§ **Task objective**: Continue the discussion of the 2016 Foradori Granato from the point where it stops.

TN: 2016 Foradori Granato Vigneti delle Dolomiti IGT

  • 2016 Foradori Granato Vigneti delle Dolomiti IGT - Italy, Trentino-Alto Adige, Vigneti delle Dolomiti IGT (2/28/2020)
    As other others have noted on CT, a mixed of wild berries, both red and black are at the forefront of both the nose and the palate, some earthy notes, and playful tannins. Added with medium to medium-low acidity, I was drifting towards thinking of this as the Italian cousin of a top shelf Bedrock (Dolinsek?) or a Carlisle from the Russian River. But then one senses the palate density….and its almost freakin weightless. Game changer. Working this backwards, everything seems different now, a wine with some fruit for sure, but so unique, playful yet serious, just like what everybody says about Elisabetta F from various articles and whatnot. I’m pretty sure the Granato doesn’t see the famous amphora that Foradori is known for but is aged in old oak barrels (open air?) Simply lovely. No clue how this will age out.

Posted from CellarTracker

Thanks for the note. I have very little experience with Foradori’s wines – just a bottle or two and trade tastings. I’ve found them fairly tannic, – not playfully tannic. But they’re definitely serious wines. I’m really curious to try some with age.

FYI, in the last decade, the Granato has been aged in 2,200 liter casks. Before that, it was aged in barriques, and in the early years she used some new barriques. https://www.bowlerwine.com/wine-or-spirit/granato-2

The only Granato’s I’ve had with age were late 90’s bottlings and I wasn’t too impressed with them: the first (at around 5 years of age?) was too tannic and oaky, the 2nd at around 12 was nondescript. Perhaps they have changed to make them better?

If you read the importer’s website above, there have been a lot of changes, beginning with replacing poor, high-yielding vines with massale-selection vines, using different maceration techniques, and shifting from barriques (including new) to botti.

I’ve had this same wine, and it’s definitely a fine wine, much as Dale described. Very light on its feet, yet with lots going on–the tannins here are well integrated and do not get in the way.

Stored data:
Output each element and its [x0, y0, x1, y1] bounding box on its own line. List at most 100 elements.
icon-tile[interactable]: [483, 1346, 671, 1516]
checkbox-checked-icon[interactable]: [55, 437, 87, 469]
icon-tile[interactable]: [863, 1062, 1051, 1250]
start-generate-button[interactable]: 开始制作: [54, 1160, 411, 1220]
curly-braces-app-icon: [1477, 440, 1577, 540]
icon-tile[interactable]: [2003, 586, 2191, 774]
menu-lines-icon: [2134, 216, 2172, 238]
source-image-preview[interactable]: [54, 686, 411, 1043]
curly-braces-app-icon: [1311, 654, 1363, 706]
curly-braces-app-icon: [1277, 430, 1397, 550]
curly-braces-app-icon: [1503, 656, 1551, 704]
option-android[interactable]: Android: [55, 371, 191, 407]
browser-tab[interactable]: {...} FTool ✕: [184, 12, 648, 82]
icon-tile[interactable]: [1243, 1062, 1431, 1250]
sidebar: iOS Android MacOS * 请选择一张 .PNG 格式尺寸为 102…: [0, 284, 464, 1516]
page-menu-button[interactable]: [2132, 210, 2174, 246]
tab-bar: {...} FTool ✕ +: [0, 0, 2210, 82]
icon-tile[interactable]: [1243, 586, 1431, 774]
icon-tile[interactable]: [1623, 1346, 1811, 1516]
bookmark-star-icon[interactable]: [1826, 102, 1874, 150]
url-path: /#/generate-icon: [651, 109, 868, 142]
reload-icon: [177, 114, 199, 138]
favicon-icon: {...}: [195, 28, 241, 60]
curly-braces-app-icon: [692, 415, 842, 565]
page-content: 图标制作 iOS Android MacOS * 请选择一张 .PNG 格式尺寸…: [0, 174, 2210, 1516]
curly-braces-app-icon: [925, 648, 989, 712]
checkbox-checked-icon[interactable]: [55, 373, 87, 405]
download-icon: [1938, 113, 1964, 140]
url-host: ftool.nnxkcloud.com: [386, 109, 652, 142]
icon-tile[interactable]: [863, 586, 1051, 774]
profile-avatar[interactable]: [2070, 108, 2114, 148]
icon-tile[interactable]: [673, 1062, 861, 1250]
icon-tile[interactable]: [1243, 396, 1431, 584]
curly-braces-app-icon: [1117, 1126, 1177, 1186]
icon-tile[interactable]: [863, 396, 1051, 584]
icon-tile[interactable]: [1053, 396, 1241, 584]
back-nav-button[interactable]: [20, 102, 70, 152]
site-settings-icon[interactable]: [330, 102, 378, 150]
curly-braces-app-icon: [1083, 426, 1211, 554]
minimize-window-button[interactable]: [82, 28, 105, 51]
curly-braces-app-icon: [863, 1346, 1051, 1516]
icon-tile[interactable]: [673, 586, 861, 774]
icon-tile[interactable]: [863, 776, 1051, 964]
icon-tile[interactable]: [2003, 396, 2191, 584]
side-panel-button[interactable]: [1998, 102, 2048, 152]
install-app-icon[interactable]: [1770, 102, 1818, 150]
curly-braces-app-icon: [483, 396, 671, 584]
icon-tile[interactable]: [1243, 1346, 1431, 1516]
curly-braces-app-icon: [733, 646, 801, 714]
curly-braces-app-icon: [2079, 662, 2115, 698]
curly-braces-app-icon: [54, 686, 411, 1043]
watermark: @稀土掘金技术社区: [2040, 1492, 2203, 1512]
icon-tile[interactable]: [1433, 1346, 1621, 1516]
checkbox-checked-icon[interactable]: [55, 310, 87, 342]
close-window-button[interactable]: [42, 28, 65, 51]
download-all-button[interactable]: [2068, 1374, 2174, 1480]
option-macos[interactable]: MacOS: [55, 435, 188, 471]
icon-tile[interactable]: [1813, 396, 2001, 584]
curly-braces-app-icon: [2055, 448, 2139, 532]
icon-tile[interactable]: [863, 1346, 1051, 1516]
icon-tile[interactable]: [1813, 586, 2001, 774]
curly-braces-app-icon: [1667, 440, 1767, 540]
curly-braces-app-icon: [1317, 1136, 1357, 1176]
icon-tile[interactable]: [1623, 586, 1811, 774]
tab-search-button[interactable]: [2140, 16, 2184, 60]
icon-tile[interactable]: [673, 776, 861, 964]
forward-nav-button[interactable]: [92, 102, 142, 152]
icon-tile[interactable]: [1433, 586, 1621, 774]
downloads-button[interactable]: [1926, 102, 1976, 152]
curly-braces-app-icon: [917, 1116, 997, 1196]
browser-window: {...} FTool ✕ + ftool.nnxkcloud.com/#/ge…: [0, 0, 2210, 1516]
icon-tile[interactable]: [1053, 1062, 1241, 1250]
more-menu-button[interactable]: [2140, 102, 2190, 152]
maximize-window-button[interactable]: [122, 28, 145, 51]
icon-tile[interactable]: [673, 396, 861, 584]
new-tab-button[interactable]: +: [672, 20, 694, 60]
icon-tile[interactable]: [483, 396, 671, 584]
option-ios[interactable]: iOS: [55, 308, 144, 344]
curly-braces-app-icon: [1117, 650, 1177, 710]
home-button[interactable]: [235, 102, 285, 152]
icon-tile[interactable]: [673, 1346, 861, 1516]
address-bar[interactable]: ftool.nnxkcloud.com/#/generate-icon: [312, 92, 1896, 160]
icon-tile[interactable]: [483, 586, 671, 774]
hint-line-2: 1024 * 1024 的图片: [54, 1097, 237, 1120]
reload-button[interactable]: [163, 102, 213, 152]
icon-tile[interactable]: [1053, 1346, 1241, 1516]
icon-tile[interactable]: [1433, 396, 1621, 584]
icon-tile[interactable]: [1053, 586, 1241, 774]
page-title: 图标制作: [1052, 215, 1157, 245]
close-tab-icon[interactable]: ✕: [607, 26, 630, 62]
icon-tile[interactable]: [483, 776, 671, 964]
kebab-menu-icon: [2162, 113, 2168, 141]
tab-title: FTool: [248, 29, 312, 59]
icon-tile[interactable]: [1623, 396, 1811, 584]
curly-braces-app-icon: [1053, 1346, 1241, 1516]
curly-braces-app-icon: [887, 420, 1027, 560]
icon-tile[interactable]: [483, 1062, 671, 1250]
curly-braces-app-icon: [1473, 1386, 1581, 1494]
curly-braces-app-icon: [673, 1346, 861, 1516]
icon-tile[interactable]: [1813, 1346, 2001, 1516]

§ **Answer space**:
I always thought this wine when I first started trying it was rather over-oaked and in a modern International style.
I preferred her regular Toreldego to the Granato. Since then, she has toned down the oak and I think it’s
probably the greatest Teroldego produced in the World.
When I visited w/ Elisabetta a few yrs ago, I took along the Harrington Teroldego to share with her. She raised her eyebrows
and acknowledged that this was pretty good expression of Teroldego…“But not as good as mine”!!
Tom

Yes, it obviously should be planted up and down the west coast! Too bad what we were getting got ripped out. I do think it’s well suited to much of the Santa Clara Valley and recommend it to anyone who’ll pretend to listen. Some of those plots just out of the SCM AVA still can make exceptional CS, but where it would be just decent Teroldego, I think, would make a better wine. Worth it for an estate winery to consider having in-the-mix at a level for tasting room and club sales. (We all know Teroldego is dead at retail.)

I am a huge fan of the regular bottling, and the last vintage I’ve had of the Granato was the 2014. No doubt it’s easily in the top two Teroldegos (with Roberto Zeni’s bottlings).

We obviously need that silver-tongued devil, Bryan, going up&down the West Coast telling them to plant Teroldego.
The Bevela Teroldego that is made by Jim Clendenan’s niece down in SantaBarbara is also pretty good.